**Text excerpt**
+ + + + + + +

Hi,
We have an application with multiple stateful and stateless services. We wanted to remove one of the stateful services from our application. We did that and the upgrade failed saying that you first have to remove the service from the application deployed in the cluster. According to this stackoverflow question we know that we have two options.
We wanted to apply the later solution but we were confused a bit if this was the standard practice for handling such scenarios?
Hi @muradkhateeb78, Stateful services are meant to behave like that. This means that, before coding the service, you must plan/design the partitions, ranges and Key strategy.
Once the _state_ is created, that's it! So the only way to recreate it is to create a new version of the service, which is the correct and expected behavior of a micro serviced-based approach.
The flow is, design the Version # 1 of the service and state, a change comes in or partitions need to be recreated, then add a new Version 2 of the same service to accommodate change. Also, Don't forget to decommission the old state, which is a common practice when versioning service.

+ + + + + + +

**Dataset section**

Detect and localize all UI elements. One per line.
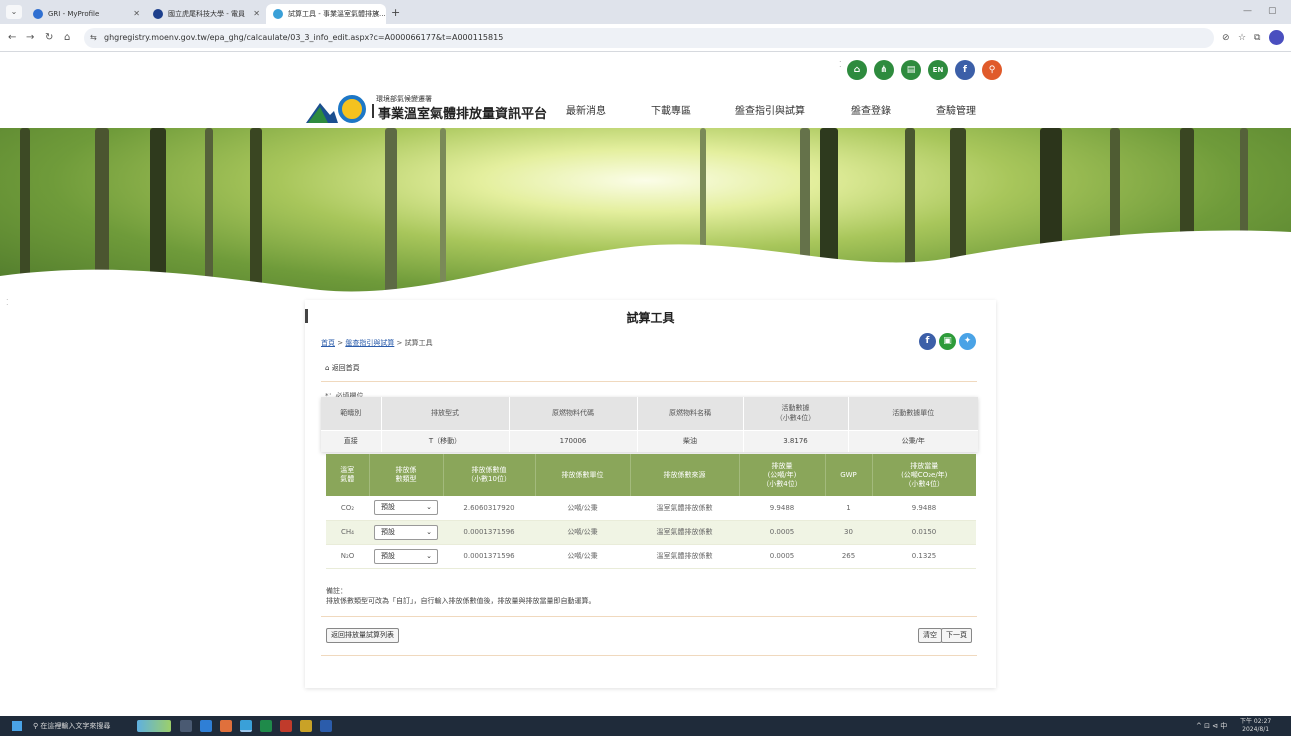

+ + + + + + +

**Challenge A**
Name everything that, according to the forum thread on removing a stateful service, must be planned or designed before coding a stateful service.
**Challenge B**
Rewrite the stretch of the forum thread on removing a stateful service from "The flow is, design" through "when versioning service.", swapping "decommission" for "retire".
**Challenge C**
In the forum thread on removing a stateful service, what did the failed upgrade say had to be done first?

**Exercise answer A**
Partitions, ranges, and Key strategy.

**Exercise answer B**
The flow is, design the Version # 1 of the service and state, a change comes in or partitions need to be recreated, then add a new Version 2 of the same service to accommodate change. Also, Don't forget to retire the old state, which is a common practice when versioning service.

**Exercise answer C**
The service first had to be removed from the application deployed in the cluster.